## Exercise
Copy all lines below containing "tillsammans".
►
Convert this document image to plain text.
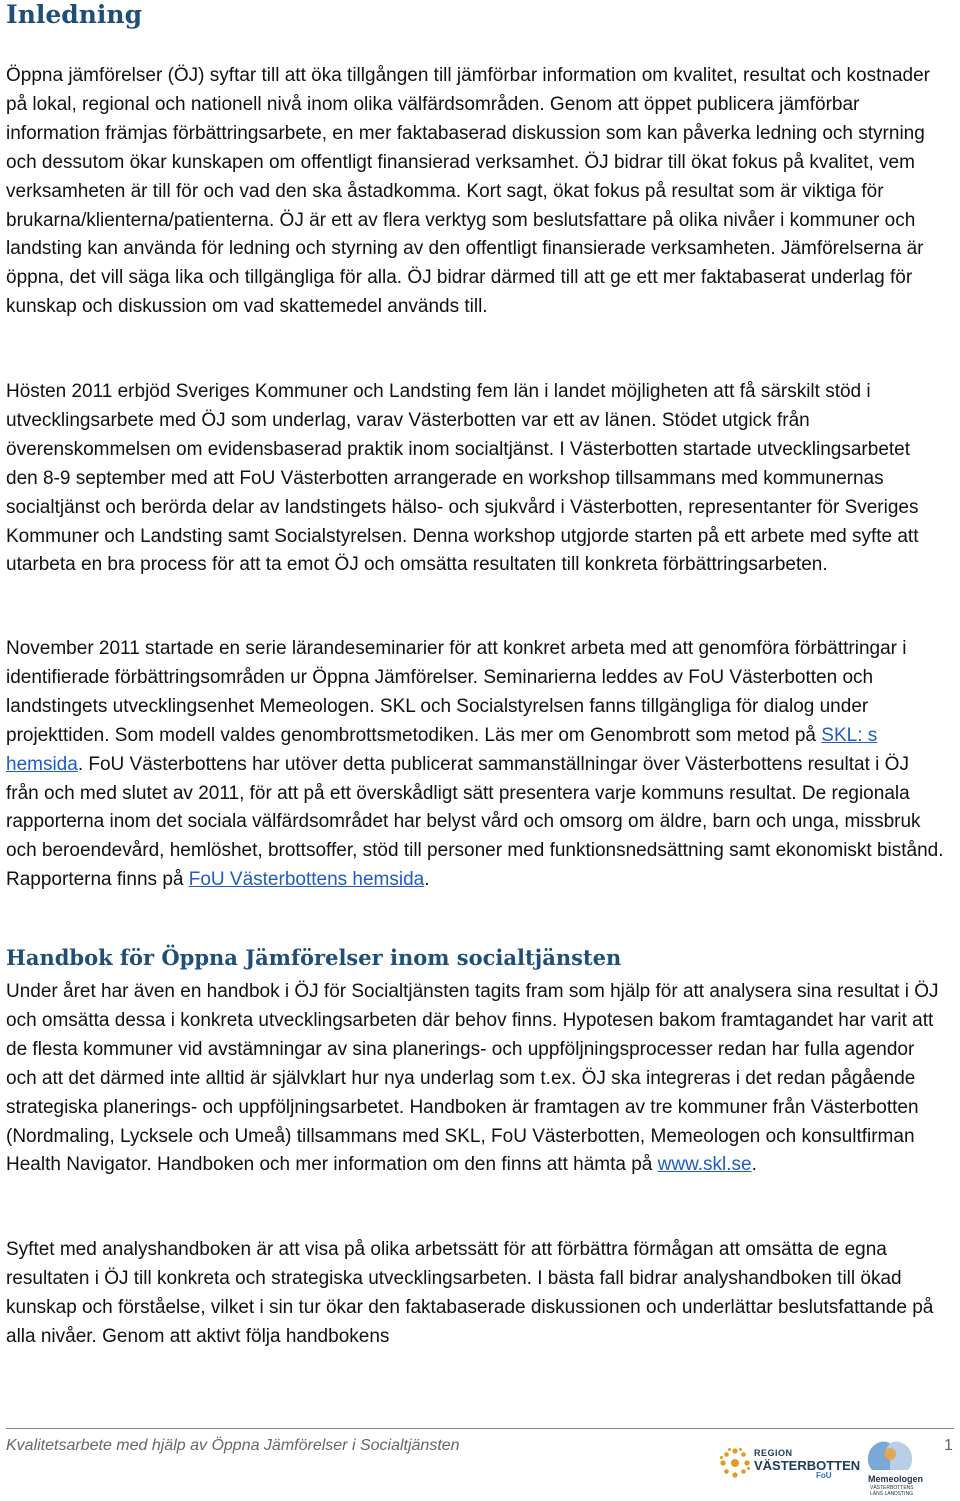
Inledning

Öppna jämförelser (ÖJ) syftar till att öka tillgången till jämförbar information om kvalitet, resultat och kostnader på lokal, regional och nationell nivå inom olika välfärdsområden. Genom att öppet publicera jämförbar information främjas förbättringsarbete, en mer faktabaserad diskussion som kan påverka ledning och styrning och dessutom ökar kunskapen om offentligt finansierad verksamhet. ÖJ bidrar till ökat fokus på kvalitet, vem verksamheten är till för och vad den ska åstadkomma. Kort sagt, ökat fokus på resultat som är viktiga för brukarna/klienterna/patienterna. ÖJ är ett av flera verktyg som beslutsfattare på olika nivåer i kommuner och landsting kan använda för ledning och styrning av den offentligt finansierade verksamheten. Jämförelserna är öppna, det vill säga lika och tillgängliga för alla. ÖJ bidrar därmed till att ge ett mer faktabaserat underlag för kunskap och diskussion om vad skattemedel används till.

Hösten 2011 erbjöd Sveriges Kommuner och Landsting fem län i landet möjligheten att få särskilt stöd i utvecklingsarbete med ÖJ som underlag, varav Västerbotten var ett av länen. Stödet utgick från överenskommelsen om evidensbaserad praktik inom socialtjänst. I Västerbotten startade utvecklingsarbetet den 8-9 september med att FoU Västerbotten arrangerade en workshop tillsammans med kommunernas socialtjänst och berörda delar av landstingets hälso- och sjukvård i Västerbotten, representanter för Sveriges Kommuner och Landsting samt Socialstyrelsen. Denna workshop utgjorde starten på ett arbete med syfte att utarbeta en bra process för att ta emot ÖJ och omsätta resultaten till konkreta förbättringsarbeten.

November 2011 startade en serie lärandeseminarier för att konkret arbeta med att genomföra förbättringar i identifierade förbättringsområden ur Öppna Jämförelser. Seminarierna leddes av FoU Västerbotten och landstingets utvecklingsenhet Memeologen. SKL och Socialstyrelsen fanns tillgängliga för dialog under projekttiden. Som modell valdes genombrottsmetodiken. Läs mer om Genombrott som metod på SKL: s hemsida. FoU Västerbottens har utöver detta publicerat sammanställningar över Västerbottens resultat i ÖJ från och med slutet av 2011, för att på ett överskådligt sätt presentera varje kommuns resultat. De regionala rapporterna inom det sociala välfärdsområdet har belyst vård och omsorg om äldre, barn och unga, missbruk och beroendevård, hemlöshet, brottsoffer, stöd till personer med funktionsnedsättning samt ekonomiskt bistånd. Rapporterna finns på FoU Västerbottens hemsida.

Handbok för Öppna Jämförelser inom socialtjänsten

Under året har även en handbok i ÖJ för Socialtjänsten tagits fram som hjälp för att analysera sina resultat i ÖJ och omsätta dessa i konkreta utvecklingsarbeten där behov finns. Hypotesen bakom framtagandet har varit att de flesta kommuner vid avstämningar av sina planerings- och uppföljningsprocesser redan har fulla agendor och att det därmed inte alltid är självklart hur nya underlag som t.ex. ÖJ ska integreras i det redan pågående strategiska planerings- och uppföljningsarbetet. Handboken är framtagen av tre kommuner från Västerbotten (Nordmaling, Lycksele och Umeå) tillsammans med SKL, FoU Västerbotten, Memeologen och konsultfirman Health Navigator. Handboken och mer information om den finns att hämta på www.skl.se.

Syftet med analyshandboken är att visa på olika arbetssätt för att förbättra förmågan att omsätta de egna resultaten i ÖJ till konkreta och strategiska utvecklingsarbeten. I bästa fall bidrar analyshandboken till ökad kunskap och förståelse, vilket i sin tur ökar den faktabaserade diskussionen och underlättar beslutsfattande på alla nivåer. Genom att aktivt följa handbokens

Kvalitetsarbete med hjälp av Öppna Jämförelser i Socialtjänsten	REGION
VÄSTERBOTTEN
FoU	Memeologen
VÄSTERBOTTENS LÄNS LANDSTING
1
◄
## Finished exercise
Hösten 2011 erbjöd Sveriges Kommuner och Landsting fem län i landet möjligheten att få särskilt stöd i utvecklingsarbete med ÖJ som underlag, varav Västerbotten var ett av länen. Stödet utgick från överenskommelsen om evidensbaserad praktik inom socialtjänst. I Västerbotten startade utvecklingsarbetet den 8-9 september med att FoU Västerbotten arrangerade en workshop tillsammans med kommunernas socialtjänst och berörda delar av landstingets hälso- och sjukvård i Västerbotten, representanter för Sveriges Kommuner och Landsting samt Socialstyrelsen. Denna workshop utgjorde starten på ett arbete med syfte att utarbeta en bra process för att ta emot ÖJ och omsätta resultaten till konkreta förbättringsarbeten.
Under året har även en handbok i ÖJ för Socialtjänsten tagits fram som hjälp för att analysera sina resultat i ÖJ och omsätta dessa i konkreta utvecklingsarbeten där behov finns. Hypotesen bakom framtagandet har varit att de flesta kommuner vid avstämningar av sina planerings- och uppföljningsprocesser redan har fulla agendor och att det därmed inte alltid är självklart hur nya underlag som t.ex. ÖJ ska integreras i det redan pågående strategiska planerings- och uppföljningsarbetet. Handboken är framtagen av tre kommuner från Västerbotten (Nordmaling, Lycksele och Umeå) tillsammans med SKL, FoU Västerbotten, Memeologen och konsultfirman Health Navigator. Handboken och mer information om den finns att hämta på www.skl.se.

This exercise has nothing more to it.